[Collection entries]
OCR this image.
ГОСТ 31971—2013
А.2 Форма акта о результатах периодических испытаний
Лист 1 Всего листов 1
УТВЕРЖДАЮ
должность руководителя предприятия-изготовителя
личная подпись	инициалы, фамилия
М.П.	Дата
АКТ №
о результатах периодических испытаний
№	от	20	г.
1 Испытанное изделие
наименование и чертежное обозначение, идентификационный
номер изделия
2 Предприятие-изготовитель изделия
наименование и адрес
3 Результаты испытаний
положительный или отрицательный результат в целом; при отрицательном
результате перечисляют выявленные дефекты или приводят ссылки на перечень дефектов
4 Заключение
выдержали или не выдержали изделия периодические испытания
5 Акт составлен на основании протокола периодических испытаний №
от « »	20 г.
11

• _GOAL_
Look through the records and gather every line containing "наименование".

• _REPLY_
наименование и чертежное обозначение, идентификационный
наименование и адрес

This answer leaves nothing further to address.